----- DATA SECTION -----

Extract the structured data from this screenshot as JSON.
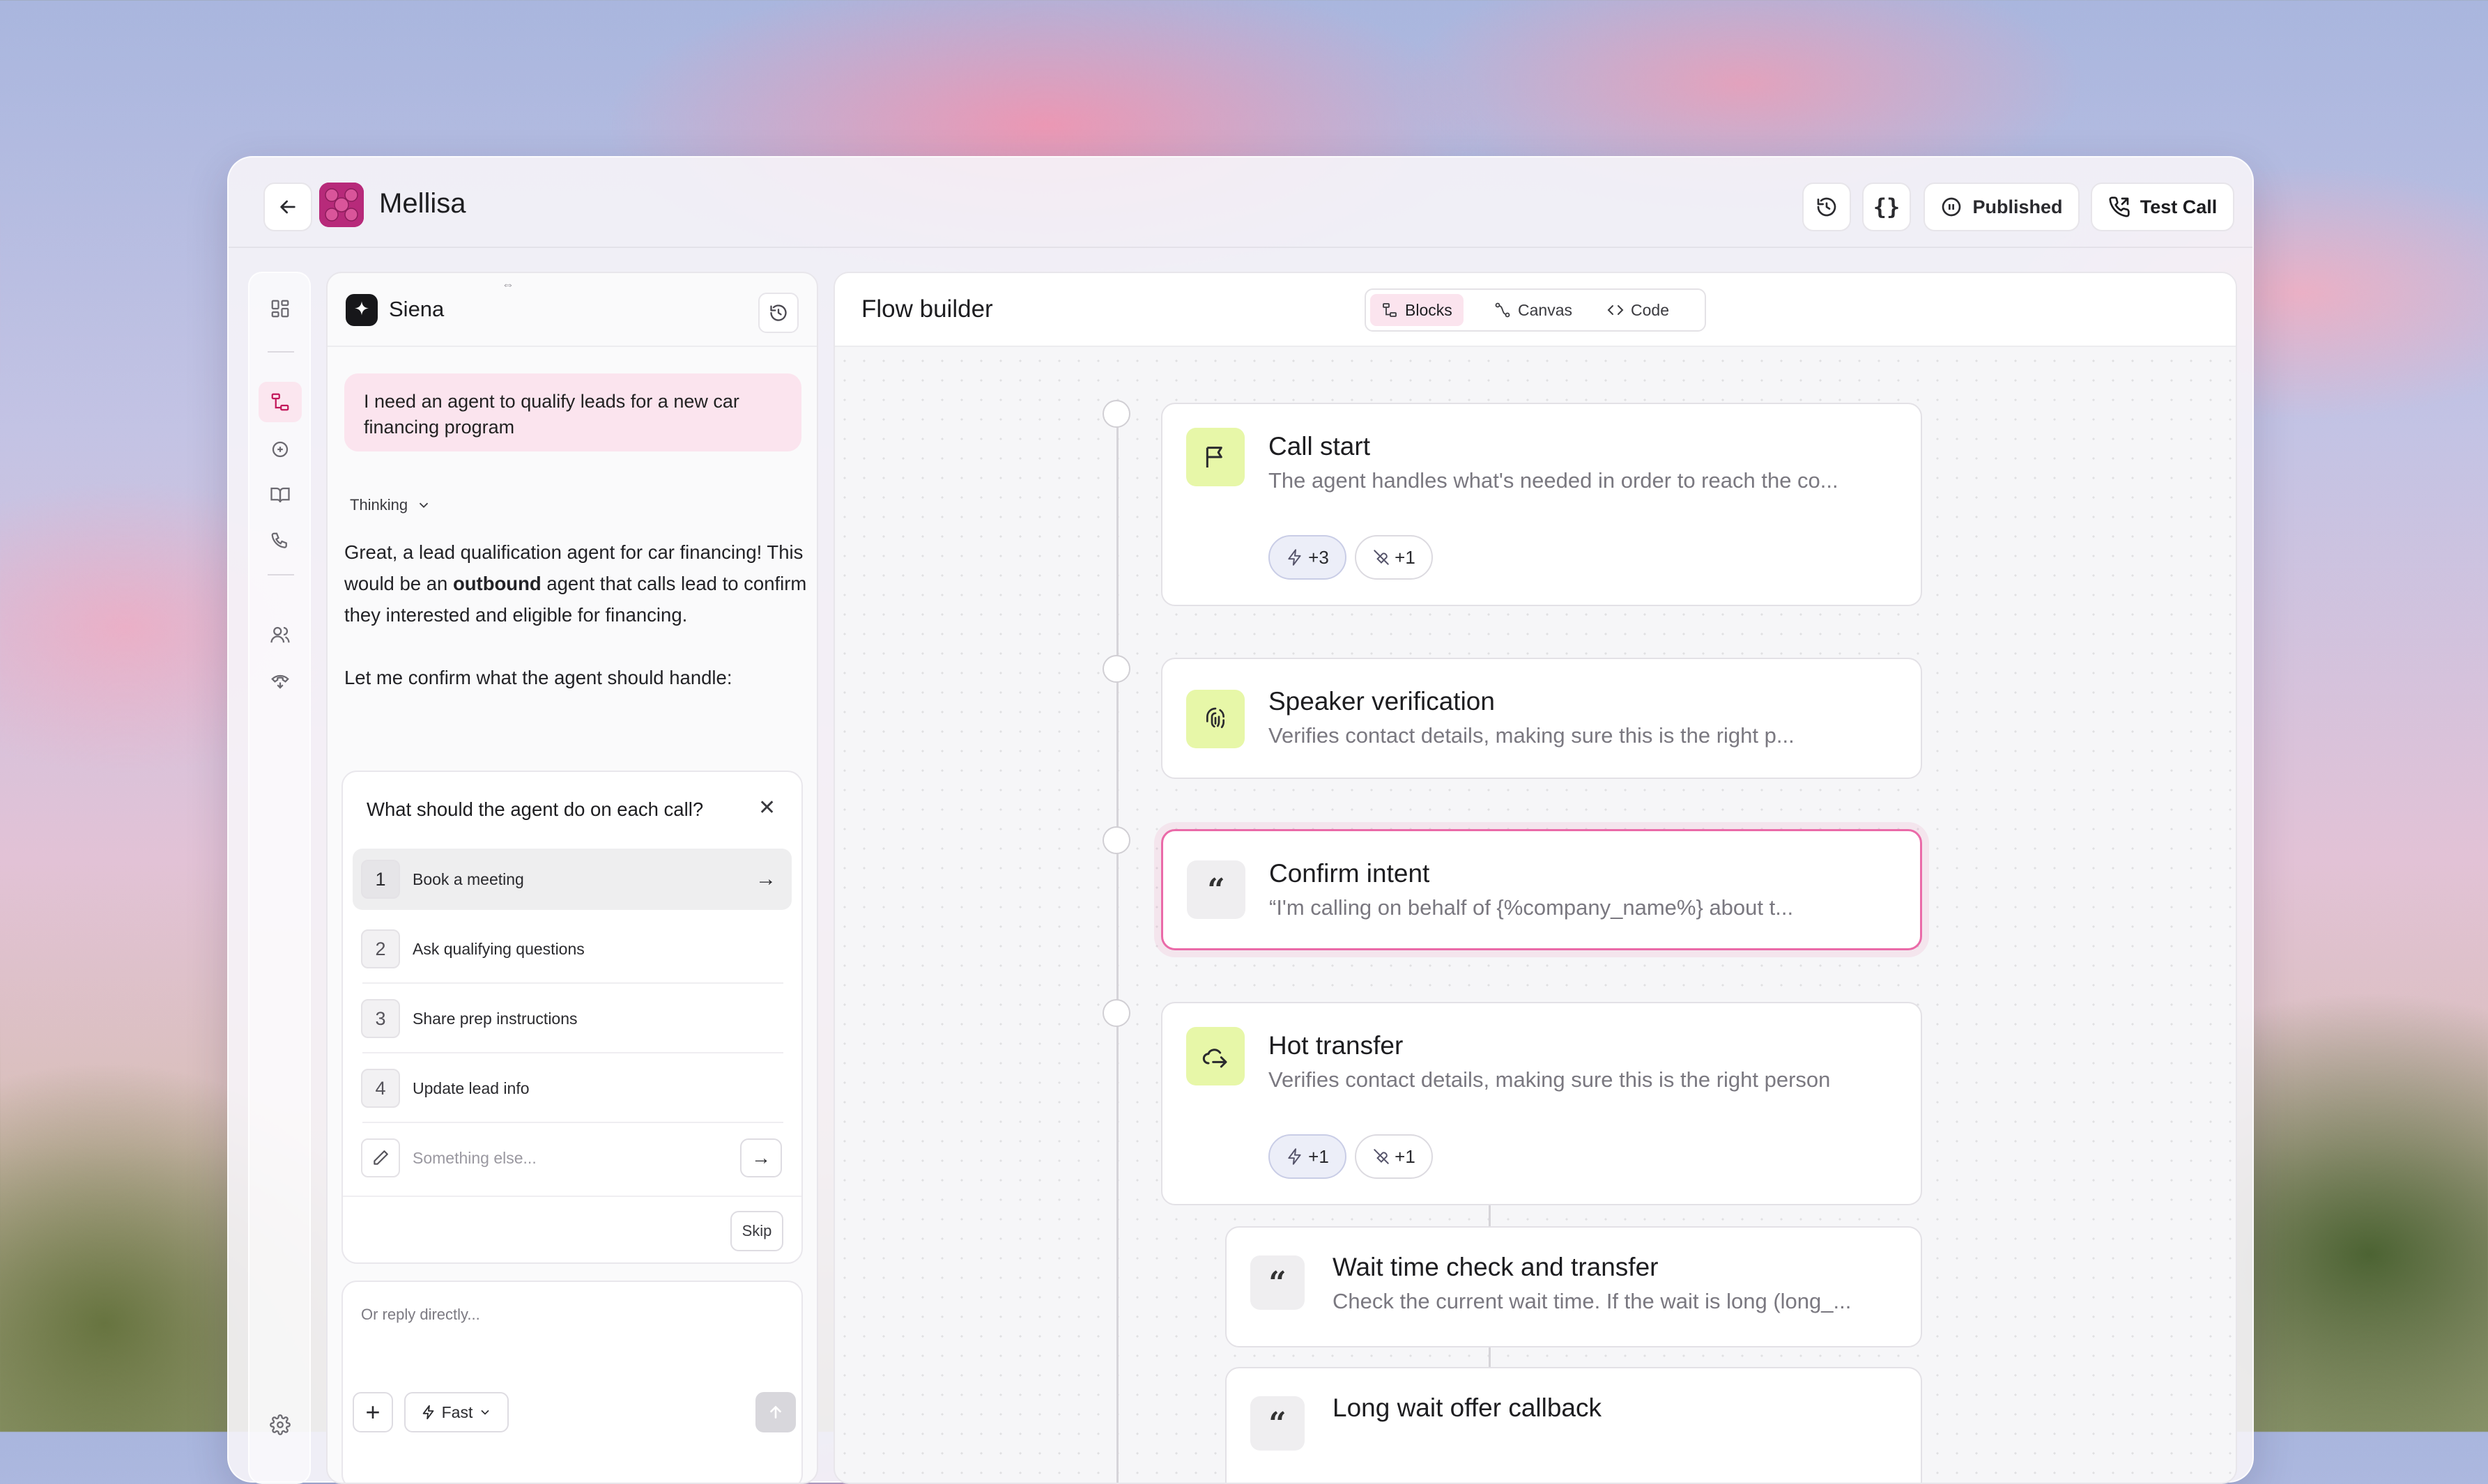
{
  "app": {
    "title": "Mellisa"
  },
  "header": {
    "published_label": "Published",
    "test_call_label": "Test Call"
  },
  "assistant": {
    "name": "Siena",
    "user_message": "I need an agent to qualify leads for a new car financing program",
    "thinking_label": "Thinking",
    "reply_line1_a": "Great, a lead qualification agent for car financing! This would be an ",
    "reply_line1_bold": "outbound",
    "reply_line1_b": " agent that calls lead to confirm they interested and eligible for financing.",
    "reply_line2": "Let me confirm what the agent should handle:"
  },
  "question": {
    "title": "What should the agent do on each call?",
    "options": [
      {
        "num": "1",
        "label": "Book a meeting"
      },
      {
        "num": "2",
        "label": "Ask qualifying questions"
      },
      {
        "num": "3",
        "label": "Share prep instructions"
      },
      {
        "num": "4",
        "label": "Update lead info"
      }
    ],
    "other_placeholder": "Something else...",
    "skip_label": "Skip"
  },
  "composer": {
    "placeholder": "Or reply directly...",
    "mode_label": "Fast"
  },
  "flow": {
    "title": "Flow builder",
    "tabs": [
      {
        "label": "Blocks"
      },
      {
        "label": "Canvas"
      },
      {
        "label": "Code"
      }
    ],
    "blocks": [
      {
        "title": "Call start",
        "desc": "The agent handles what's needed in order to reach the co...",
        "chip_actions": "+3",
        "chip_tools": "+1"
      },
      {
        "title": "Speaker verification",
        "desc": "Verifies contact details, making sure this is the right p..."
      },
      {
        "title": "Confirm intent",
        "desc": "“I'm calling on behalf of {%company_name%} about t..."
      },
      {
        "title": "Hot transfer",
        "desc": "Verifies contact details, making sure this is the right person",
        "chip_actions": "+1",
        "chip_tools": "+1"
      },
      {
        "title": "Wait time check and transfer",
        "desc": "Check the current wait time. If the wait is long (long_..."
      },
      {
        "title": "Long wait offer callback",
        "desc": ""
      }
    ]
  },
  "colors": {
    "accent_pink": "#ea6aa8",
    "brand_magenta": "#b72a7a",
    "block_icon_green": "#e7f7a8"
  }
}
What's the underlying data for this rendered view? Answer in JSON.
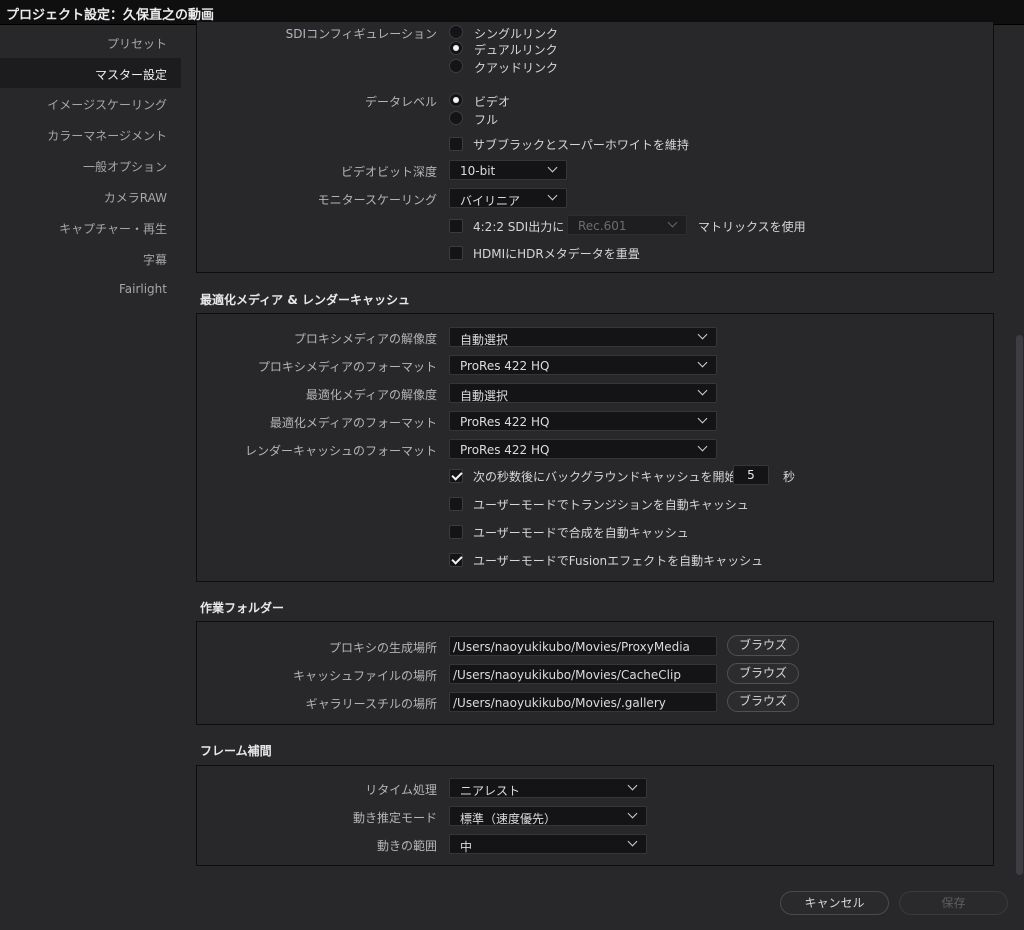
{
  "window": {
    "title": "プロジェクト設定：久保直之の動画"
  },
  "sidebar": {
    "items": [
      {
        "label": "プリセット"
      },
      {
        "label": "マスター設定"
      },
      {
        "label": "イメージスケーリング"
      },
      {
        "label": "カラーマネージメント"
      },
      {
        "label": "一般オプション"
      },
      {
        "label": "カメラRAW"
      },
      {
        "label": "キャプチャー・再生"
      },
      {
        "label": "字幕"
      },
      {
        "label": "Fairlight"
      }
    ],
    "active_index": 1
  },
  "video_monitoring": {
    "sdi_config": {
      "label": "SDIコンフィギュレーション",
      "options": [
        "シングルリンク",
        "デュアルリンク",
        "クアッドリンク"
      ],
      "selected": "デュアルリンク"
    },
    "data_level": {
      "label": "データレベル",
      "options": [
        "ビデオ",
        "フル"
      ],
      "selected": "ビデオ"
    },
    "retain_sub_black": {
      "label": "サブブラックとスーパーホワイトを維持",
      "checked": false
    },
    "bit_depth": {
      "label": "ビデオビット深度",
      "value": "10-bit"
    },
    "monitor_scaling": {
      "label": "モニタースケーリング",
      "value": "バイリニア"
    },
    "sdi_422": {
      "label": "4:2:2 SDI出力に",
      "checked": false,
      "matrix_value": "Rec.601",
      "suffix": "マトリックスを使用"
    },
    "hdmi_hdr": {
      "label": "HDMIにHDRメタデータを重畳",
      "checked": false
    }
  },
  "optimized_media": {
    "title": "最適化メディア & レンダーキャッシュ",
    "proxy_resolution": {
      "label": "プロキシメディアの解像度",
      "value": "自動選択"
    },
    "proxy_format": {
      "label": "プロキシメディアのフォーマット",
      "value": "ProRes 422 HQ"
    },
    "optimized_resolution": {
      "label": "最適化メディアの解像度",
      "value": "自動選択"
    },
    "optimized_format": {
      "label": "最適化メディアのフォーマット",
      "value": "ProRes 422 HQ"
    },
    "render_cache_format": {
      "label": "レンダーキャッシュのフォーマット",
      "value": "ProRes 422 HQ"
    },
    "bg_cache": {
      "label": "次の秒数後にバックグラウンドキャッシュを開始",
      "checked": true,
      "seconds": "5",
      "unit": "秒"
    },
    "auto_cache_transitions": {
      "label": "ユーザーモードでトランジションを自動キャッシュ",
      "checked": false
    },
    "auto_cache_composites": {
      "label": "ユーザーモードで合成を自動キャッシュ",
      "checked": false
    },
    "auto_cache_fusion": {
      "label": "ユーザーモードでFusionエフェクトを自動キャッシュ",
      "checked": true
    }
  },
  "working_folders": {
    "title": "作業フォルダー",
    "browse_label": "ブラウズ",
    "proxy_location": {
      "label": "プロキシの生成場所",
      "value": "/Users/naoyukikubo/Movies/ProxyMedia"
    },
    "cache_location": {
      "label": "キャッシュファイルの場所",
      "value": "/Users/naoyukikubo/Movies/CacheClip"
    },
    "gallery_location": {
      "label": "ギャラリースチルの場所",
      "value": "/Users/naoyukikubo/Movies/.gallery"
    }
  },
  "frame_interpolation": {
    "title": "フレーム補間",
    "retime_process": {
      "label": "リタイム処理",
      "value": "ニアレスト"
    },
    "motion_estimation": {
      "label": "動き推定モード",
      "value": "標準（速度優先）"
    },
    "motion_range": {
      "label": "動きの範囲",
      "value": "中"
    }
  },
  "footer": {
    "cancel_label": "キャンセル",
    "save_label": "保存"
  }
}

-----

• WHAT THE TASK REQUIRES
Make an exact copy of the whole listing, but don't bring over any pictures.

• RESULT OF THE TASK
Extract the structured data from this screenshot as JSON.
{
  "app": {
    "title": "Mellisa"
  },
  "header": {
    "published_label": "Published",
    "test_call_label": "Test Call"
  },
  "assistant": {
    "name": "Siena",
    "user_message": "I need an agent to qualify leads for a new car financing program",
    "thinking_label": "Thinking",
    "reply_line1_a": "Great, a lead qualification agent for car financing! This would be an ",
    "reply_line1_bold": "outbound",
    "reply_line1_b": " agent that calls lead to confirm they interested and eligible for financing.",
    "reply_line2": "Let me confirm what the agent should handle:"
  },
  "question": {
    "title": "What should the agent do on each call?",
    "options": [
      {
        "num": "1",
        "label": "Book a meeting"
      },
      {
        "num": "2",
        "label": "Ask qualifying questions"
      },
      {
        "num": "3",
        "label": "Share prep instructions"
      },
      {
        "num": "4",
        "label": "Update lead info"
      }
    ],
    "other_placeholder": "Something else...",
    "skip_label": "Skip"
  },
  "composer": {
    "placeholder": "Or reply directly...",
    "mode_label": "Fast"
  },
  "flow": {
    "title": "Flow builder",
    "tabs": [
      {
        "label": "Blocks"
      },
      {
        "label": "Canvas"
      },
      {
        "label": "Code"
      }
    ],
    "blocks": [
      {
        "title": "Call start",
        "desc": "The agent handles what's needed in order to reach the co...",
        "chip_actions": "+3",
        "chip_tools": "+1"
      },
      {
        "title": "Speaker verification",
        "desc": "Verifies contact details, making sure this is the right p..."
      },
      {
        "title": "Confirm intent",
        "desc": "“I'm calling on behalf of {%company_name%} about t..."
      },
      {
        "title": "Hot transfer",
        "desc": "Verifies contact details, making sure this is the right person",
        "chip_actions": "+1",
        "chip_tools": "+1"
      },
      {
        "title": "Wait time check and transfer",
        "desc": "Check the current wait time. If the wait is long (long_..."
      },
      {
        "title": "Long wait offer callback",
        "desc": ""
      }
    ]
  },
  "colors": {
    "accent_pink": "#ea6aa8",
    "brand_magenta": "#b72a7a",
    "block_icon_green": "#e7f7a8"
  }
}
What's the underlying data for this rendered view? Answer in JSON.
{
  "window": {
    "title": "プロジェクト設定：久保直之の動画"
  },
  "sidebar": {
    "items": [
      {
        "label": "プリセット"
      },
      {
        "label": "マスター設定"
      },
      {
        "label": "イメージスケーリング"
      },
      {
        "label": "カラーマネージメント"
      },
      {
        "label": "一般オプション"
      },
      {
        "label": "カメラRAW"
      },
      {
        "label": "キャプチャー・再生"
      },
      {
        "label": "字幕"
      },
      {
        "label": "Fairlight"
      }
    ],
    "active_index": 1
  },
  "video_monitoring": {
    "sdi_config": {
      "label": "SDIコンフィギュレーション",
      "options": [
        "シングルリンク",
        "デュアルリンク",
        "クアッドリンク"
      ],
      "selected": "デュアルリンク"
    },
    "data_level": {
      "label": "データレベル",
      "options": [
        "ビデオ",
        "フル"
      ],
      "selected": "ビデオ"
    },
    "retain_sub_black": {
      "label": "サブブラックとスーパーホワイトを維持",
      "checked": false
    },
    "bit_depth": {
      "label": "ビデオビット深度",
      "value": "10-bit"
    },
    "monitor_scaling": {
      "label": "モニタースケーリング",
      "value": "バイリニア"
    },
    "sdi_422": {
      "label": "4:2:2 SDI出力に",
      "checked": false,
      "matrix_value": "Rec.601",
      "suffix": "マトリックスを使用"
    },
    "hdmi_hdr": {
      "label": "HDMIにHDRメタデータを重畳",
      "checked": false
    }
  },
  "optimized_media": {
    "title": "最適化メディア & レンダーキャッシュ",
    "proxy_resolution": {
      "label": "プロキシメディアの解像度",
      "value": "自動選択"
    },
    "proxy_format": {
      "label": "プロキシメディアのフォーマット",
      "value": "ProRes 422 HQ"
    },
    "optimized_resolution": {
      "label": "最適化メディアの解像度",
      "value": "自動選択"
    },
    "optimized_format": {
      "label": "最適化メディアのフォーマット",
      "value": "ProRes 422 HQ"
    },
    "render_cache_format": {
      "label": "レンダーキャッシュのフォーマット",
      "value": "ProRes 422 HQ"
    },
    "bg_cache": {
      "label": "次の秒数後にバックグラウンドキャッシュを開始",
      "checked": true,
      "seconds": "5",
      "unit": "秒"
    },
    "auto_cache_transitions": {
      "label": "ユーザーモードでトランジションを自動キャッシュ",
      "checked": false
    },
    "auto_cache_composites": {
      "label": "ユーザーモードで合成を自動キャッシュ",
      "checked": false
    },
    "auto_cache_fusion": {
      "label": "ユーザーモードでFusionエフェクトを自動キャッシュ",
      "checked": true
    }
  },
  "working_folders": {
    "title": "作業フォルダー",
    "browse_label": "ブラウズ",
    "proxy_location": {
      "label": "プロキシの生成場所",
      "value": "/Users/naoyukikubo/Movies/ProxyMedia"
    },
    "cache_location": {
      "label": "キャッシュファイルの場所",
      "value": "/Users/naoyukikubo/Movies/CacheClip"
    },
    "gallery_location": {
      "label": "ギャラリースチルの場所",
      "value": "/Users/naoyukikubo/Movies/.gallery"
    }
  },
  "frame_interpolation": {
    "title": "フレーム補間",
    "retime_process": {
      "label": "リタイム処理",
      "value": "ニアレスト"
    },
    "motion_estimation": {
      "label": "動き推定モード",
      "value": "標準（速度優先）"
    },
    "motion_range": {
      "label": "動きの範囲",
      "value": "中"
    }
  },
  "footer": {
    "cancel_label": "キャンセル",
    "save_label": "保存"
  }
}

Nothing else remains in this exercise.